[Saved entries]
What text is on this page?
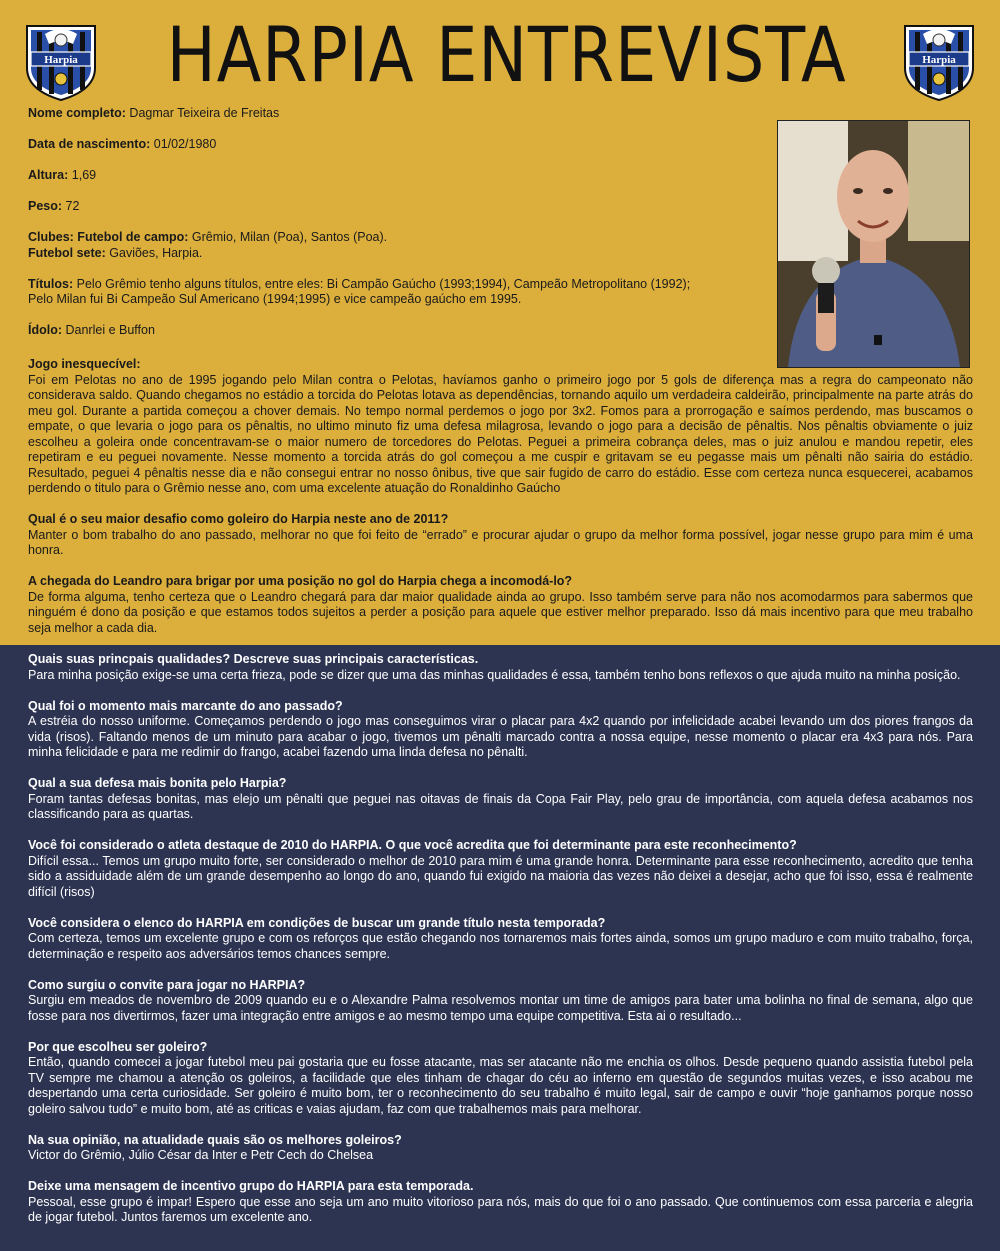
Harpia HARPIA ENTREVISTA	Harpia
Nome completo: Dagmar Teixeira de Freitas
Data de nascimento: 01/02/1980
Altura: 1,69
Peso: 72
Clubes: Futebol de campo: Grêmio, Milan (Poa), Santos (Poa).
Futebol sete: Gaviões, Harpia.
Títulos: Pelo Grêmio tenho alguns títulos, entre eles: Bi Campão Gaúcho (1993;1994), Campeão Metropolitano (1992);
Pelo Milan fui Bi Campeão Sul Americano (1994;1995) e vice campeão gaúcho em 1995.
Ídolo: Danrlei e Buffon
Jogo inesquecível:
Foi em Pelotas no ano de 1995 jogando pelo Milan contra o Pelotas, havíamos ganho o primeiro jogo por 5 gols de diferença mas a regra do campeonato não considerava saldo. Quando chegamos no estádio a torcida do Pelotas lotava as dependências, tornando aquilo um verdadeira caldeirão, principalmente na parte atrás do meu gol. Durante a partida começou a chover demais. No tempo normal perdemos o jogo por 3x2. Fomos para a prorrogação e saímos perdendo, mas buscamos o empate, o que levaria o jogo para os pênaltis, no ultimo minuto fiz uma defesa milagrosa, levando o jogo para a decisão de pênaltis. Nos pênaltis obviamente o juiz escolheu a goleira onde concentravam-se o maior numero de torcedores do Pelotas. Peguei a primeira cobrança deles, mas o juiz anulou e mandou repetir, eles repetiram e eu peguei novamente. Nesse momento a torcida atrás do gol começou a me cuspir e gritavam se eu pegasse mais um pênalti não sairia do estádio. Resultado, peguei 4 pênaltis nesse dia e não consegui entrar no nosso ônibus, tive que sair fugido de carro do estádio. Esse com certeza nunca esquecerei, acabamos perdendo o titulo para o Grêmio nesse ano, com uma excelente atuação do Ronaldinho Gaúcho
Qual é o seu maior desafio como goleiro do Harpia neste ano de 2011?
Manter o bom trabalho do ano passado, melhorar no que foi feito de “errado” e procurar ajudar o grupo da melhor forma possível, jogar nesse grupo para mim é uma honra.
A chegada do Leandro para brigar por uma posição no gol do Harpia chega a incomodá-lo?
De forma alguma, tenho certeza que o Leandro chegará para dar maior qualidade ainda ao grupo. Isso também serve para não nos acomodarmos para sabermos que ninguém é dono da posição e que estamos todos sujeitos a perder a posição para aquele que estiver melhor preparado. Isso dá mais incentivo para que meu trabalho seja melhor a cada dia.
Quais suas princpais qualidades? Descreve suas principais características.
Para minha posição exige-se uma certa frieza, pode se dizer que uma das minhas qualidades é essa, também tenho bons reflexos o que ajuda muito na minha posição.
Qual foi o momento mais marcante do ano passado?
A estréia do nosso uniforme. Começamos perdendo o jogo mas conseguimos virar o placar para 4x2 quando por infelicidade acabei levando um dos piores frangos da vida (risos). Faltando menos de um minuto para acabar o jogo, tivemos um pênalti marcado contra a nossa equipe, nesse momento o placar era 4x3 para nós. Para minha felicidade e para me redimir do frango, acabei fazendo uma linda defesa no pênalti.
Qual a sua defesa mais bonita pelo Harpia?
Foram tantas defesas bonitas, mas elejo um pênalti que peguei nas oitavas de finais da Copa Fair Play, pelo grau de importância, com aquela defesa acabamos nos classificando para as quartas.
Você foi considerado o atleta destaque de 2010 do HARPIA. O que você acredita que foi determinante para este reconhecimento?
Difícil essa... Temos um grupo muito forte, ser considerado o melhor de 2010 para mim é uma grande honra. Determinante para esse reconhecimento, acredito que tenha sido a assiduidade além de um grande desempenho ao longo do ano, quando fui exigido na maioria das vezes não deixei a desejar, acho que foi isso, essa é realmente difícil (risos)
Você considera o elenco do HARPIA em condições de buscar um grande título nesta temporada?
Com certeza, temos um excelente grupo e com os reforços que estão chegando nos tornaremos mais fortes ainda, somos um grupo maduro e com muito trabalho, força, determinação e respeito aos adversários temos chances sempre.
Como surgiu o convite para jogar no HARPIA?
Surgiu em meados de novembro de 2009 quando eu e o Alexandre Palma resolvemos montar um time de amigos para bater uma bolinha no final de semana, algo que fosse para nos divertirmos, fazer uma integração entre amigos e ao mesmo tempo uma equipe competitiva. Esta ai o resultado...
Por que escolheu ser goleiro?
Então, quando comecei a jogar futebol meu pai gostaria que eu fosse atacante, mas ser atacante não me enchia os olhos. Desde pequeno quando assistia futebol pela TV sempre me chamou a atenção os goleiros, a facilidade que eles tinham de chagar do céu ao inferno em questão de segundos muitas vezes, e isso acabou me despertando uma certa curiosidade. Ser goleiro é muito bom, ter o reconhecimento do seu trabalho é muito legal, sair de campo e ouvir “hoje ganhamos porque nosso goleiro salvou tudo” e muito bom, até as criticas e vaias ajudam, faz com que trabalhemos mais para melhorar.
Na sua opinião, na atualidade quais são os melhores goleiros?
Victor do Grêmio, Júlio César da Inter e Petr Cech do Chelsea
Deixe uma mensagem de incentivo grupo do HARPIA para esta temporada.
Pessoal, esse grupo é impar! Espero que esse ano seja um ano muito vitorioso para nós, mais do que foi o ano passado. Que continuemos com essa parceria e alegria de jogar futebol. Juntos faremos um excelente ano.
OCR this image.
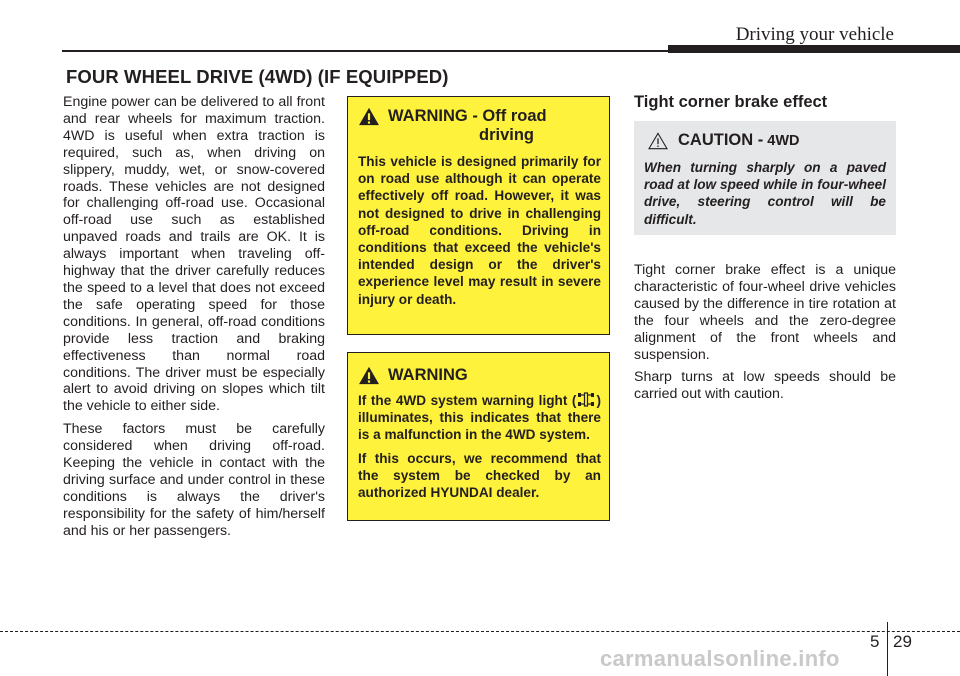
Driving your vehicle
FOUR WHEEL DRIVE (4WD) (IF EQUIPPED)

Engine power can be delivered to all front and rear wheels for maximum traction. 4WD is useful when extra traction is required, such as, when driving on slippery, muddy, wet, or snow-covered roads. These vehicles are not designed for challenging off-road use. Occasional off-road use such as established unpaved roads and trails are OK. It is always important when traveling off-highway that the driver carefully reduces the speed to a level that does not exceed the safe operating speed for those conditions. In general, off-road conditions provide less traction and braking effectiveness than normal road conditions. The driver must be especially alert to avoid driving on slopes which tilt the vehicle to either side.

These factors must be carefully considered when driving off-road. Keeping the vehicle in contact with the driving surface and under control in these conditions is always the driver's responsibility for the safety of him/herself and his or her passengers.

WARNING - Off road
driving
This vehicle is designed primarily for on road use although it can operate effectively off road. However, it was not designed to drive in challenging off-road conditions. Driving in conditions that exceed the vehicle's intended design or the driver's experience level may result in severe injury or death.
WARNING

If the 4WD system warning light ( ) illuminates, this indicates that there is a malfunction in the 4WD system.

If this occurs, we recommend that the system be checked by an authorized HYUNDAI dealer.

Tight corner brake effect
CAUTION - 4WD
When turning sharply on a paved road at low speed while in four-wheel drive, steering control will be difficult.

Tight corner brake effect is a unique characteristic of four-wheel drive vehicles caused by the difference in tire rotation at the four wheels and the zero-degree alignment of the front wheels and suspension.

Sharp turns at low speeds should be carried out with caution.

5 29
carmanualsonline.info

*CHALLENGE*
Make an exact copy of the data above, pictures excluded.

*RESULT OF THE TASK*
What text is on this page?
Harpia HARPIA ENTREVISTA	Harpia
Nome completo: Dagmar Teixeira de Freitas
Data de nascimento: 01/02/1980
Altura: 1,69
Peso: 72
Clubes: Futebol de campo: Grêmio, Milan (Poa), Santos (Poa).
Futebol sete: Gaviões, Harpia.
Títulos: Pelo Grêmio tenho alguns títulos, entre eles: Bi Campão Gaúcho (1993;1994), Campeão Metropolitano (1992);
Pelo Milan fui Bi Campeão Sul Americano (1994;1995) e vice campeão gaúcho em 1995.
Ídolo: Danrlei e Buffon
Jogo inesquecível:
Foi em Pelotas no ano de 1995 jogando pelo Milan contra o Pelotas, havíamos ganho o primeiro jogo por 5 gols de diferença mas a regra do campeonato não considerava saldo. Quando chegamos no estádio a torcida do Pelotas lotava as dependências, tornando aquilo um verdadeira caldeirão, principalmente na parte atrás do meu gol. Durante a partida começou a chover demais. No tempo normal perdemos o jogo por 3x2. Fomos para a prorrogação e saímos perdendo, mas buscamos o empate, o que levaria o jogo para os pênaltis, no ultimo minuto fiz uma defesa milagrosa, levando o jogo para a decisão de pênaltis. Nos pênaltis obviamente o juiz escolheu a goleira onde concentravam-se o maior numero de torcedores do Pelotas. Peguei a primeira cobrança deles, mas o juiz anulou e mandou repetir, eles repetiram e eu peguei novamente. Nesse momento a torcida atrás do gol começou a me cuspir e gritavam se eu pegasse mais um pênalti não sairia do estádio. Resultado, peguei 4 pênaltis nesse dia e não consegui entrar no nosso ônibus, tive que sair fugido de carro do estádio. Esse com certeza nunca esquecerei, acabamos perdendo o titulo para o Grêmio nesse ano, com uma excelente atuação do Ronaldinho Gaúcho
Qual é o seu maior desafio como goleiro do Harpia neste ano de 2011?
Manter o bom trabalho do ano passado, melhorar no que foi feito de “errado” e procurar ajudar o grupo da melhor forma possível, jogar nesse grupo para mim é uma honra.
A chegada do Leandro para brigar por uma posição no gol do Harpia chega a incomodá-lo?
De forma alguma, tenho certeza que o Leandro chegará para dar maior qualidade ainda ao grupo. Isso também serve para não nos acomodarmos para sabermos que ninguém é dono da posição e que estamos todos sujeitos a perder a posição para aquele que estiver melhor preparado. Isso dá mais incentivo para que meu trabalho seja melhor a cada dia.
Quais suas princpais qualidades? Descreve suas principais características.
Para minha posição exige-se uma certa frieza, pode se dizer que uma das minhas qualidades é essa, também tenho bons reflexos o que ajuda muito na minha posição.
Qual foi o momento mais marcante do ano passado?
A estréia do nosso uniforme. Começamos perdendo o jogo mas conseguimos virar o placar para 4x2 quando por infelicidade acabei levando um dos piores frangos da vida (risos). Faltando menos de um minuto para acabar o jogo, tivemos um pênalti marcado contra a nossa equipe, nesse momento o placar era 4x3 para nós. Para minha felicidade e para me redimir do frango, acabei fazendo uma linda defesa no pênalti.
Qual a sua defesa mais bonita pelo Harpia?
Foram tantas defesas bonitas, mas elejo um pênalti que peguei nas oitavas de finais da Copa Fair Play, pelo grau de importância, com aquela defesa acabamos nos classificando para as quartas.
Você foi considerado o atleta destaque de 2010 do HARPIA. O que você acredita que foi determinante para este reconhecimento?
Difícil essa... Temos um grupo muito forte, ser considerado o melhor de 2010 para mim é uma grande honra. Determinante para esse reconhecimento, acredito que tenha sido a assiduidade além de um grande desempenho ao longo do ano, quando fui exigido na maioria das vezes não deixei a desejar, acho que foi isso, essa é realmente difícil (risos)
Você considera o elenco do HARPIA em condições de buscar um grande título nesta temporada?
Com certeza, temos um excelente grupo e com os reforços que estão chegando nos tornaremos mais fortes ainda, somos um grupo maduro e com muito trabalho, força, determinação e respeito aos adversários temos chances sempre.
Como surgiu o convite para jogar no HARPIA?
Surgiu em meados de novembro de 2009 quando eu e o Alexandre Palma resolvemos montar um time de amigos para bater uma bolinha no final de semana, algo que fosse para nos divertirmos, fazer uma integração entre amigos e ao mesmo tempo uma equipe competitiva. Esta ai o resultado...
Por que escolheu ser goleiro?
Então, quando comecei a jogar futebol meu pai gostaria que eu fosse atacante, mas ser atacante não me enchia os olhos. Desde pequeno quando assistia futebol pela TV sempre me chamou a atenção os goleiros, a facilidade que eles tinham de chagar do céu ao inferno em questão de segundos muitas vezes, e isso acabou me despertando uma certa curiosidade. Ser goleiro é muito bom, ter o reconhecimento do seu trabalho é muito legal, sair de campo e ouvir “hoje ganhamos porque nosso goleiro salvou tudo” e muito bom, até as criticas e vaias ajudam, faz com que trabalhemos mais para melhorar.
Na sua opinião, na atualidade quais são os melhores goleiros?
Victor do Grêmio, Júlio César da Inter e Petr Cech do Chelsea
Deixe uma mensagem de incentivo grupo do HARPIA para esta temporada.
Pessoal, esse grupo é impar! Espero que esse ano seja um ano muito vitorioso para nós, mais do que foi o ano passado. Que continuemos com essa parceria e alegria de jogar futebol. Juntos faremos um excelente ano.
OCR this image.
Driving your vehicle
FOUR WHEEL DRIVE (4WD) (IF EQUIPPED)

Engine power can be delivered to all front and rear wheels for maximum traction. 4WD is useful when extra traction is required, such as, when driving on slippery, muddy, wet, or snow-covered roads. These vehicles are not designed for challenging off-road use. Occasional off-road use such as established unpaved roads and trails are OK. It is always important when traveling off-highway that the driver carefully reduces the speed to a level that does not exceed the safe operating speed for those conditions. In general, off-road conditions provide less traction and braking effectiveness than normal road conditions. The driver must be especially alert to avoid driving on slopes which tilt the vehicle to either side.

These factors must be carefully considered when driving off-road. Keeping the vehicle in contact with the driving surface and under control in these conditions is always the driver's responsibility for the safety of him/herself and his or her passengers.

WARNING - Off road
driving
This vehicle is designed primarily for on road use although it can operate effectively off road. However, it was not designed to drive in challenging off-road conditions. Driving in conditions that exceed the vehicle's intended design or the driver's experience level may result in severe injury or death.
WARNING

If the 4WD system warning light ( ) illuminates, this indicates that there is a malfunction in the 4WD system.

If this occurs, we recommend that the system be checked by an authorized HYUNDAI dealer.

Tight corner brake effect
CAUTION - 4WD
When turning sharply on a paved road at low speed while in four-wheel drive, steering control will be difficult.

Tight corner brake effect is a unique characteristic of four-wheel drive vehicles caused by the difference in tire rotation at the four wheels and the zero-degree alignment of the front wheels and suspension.

Sharp turns at low speeds should be carried out with caution.

5 29
carmanualsonline.info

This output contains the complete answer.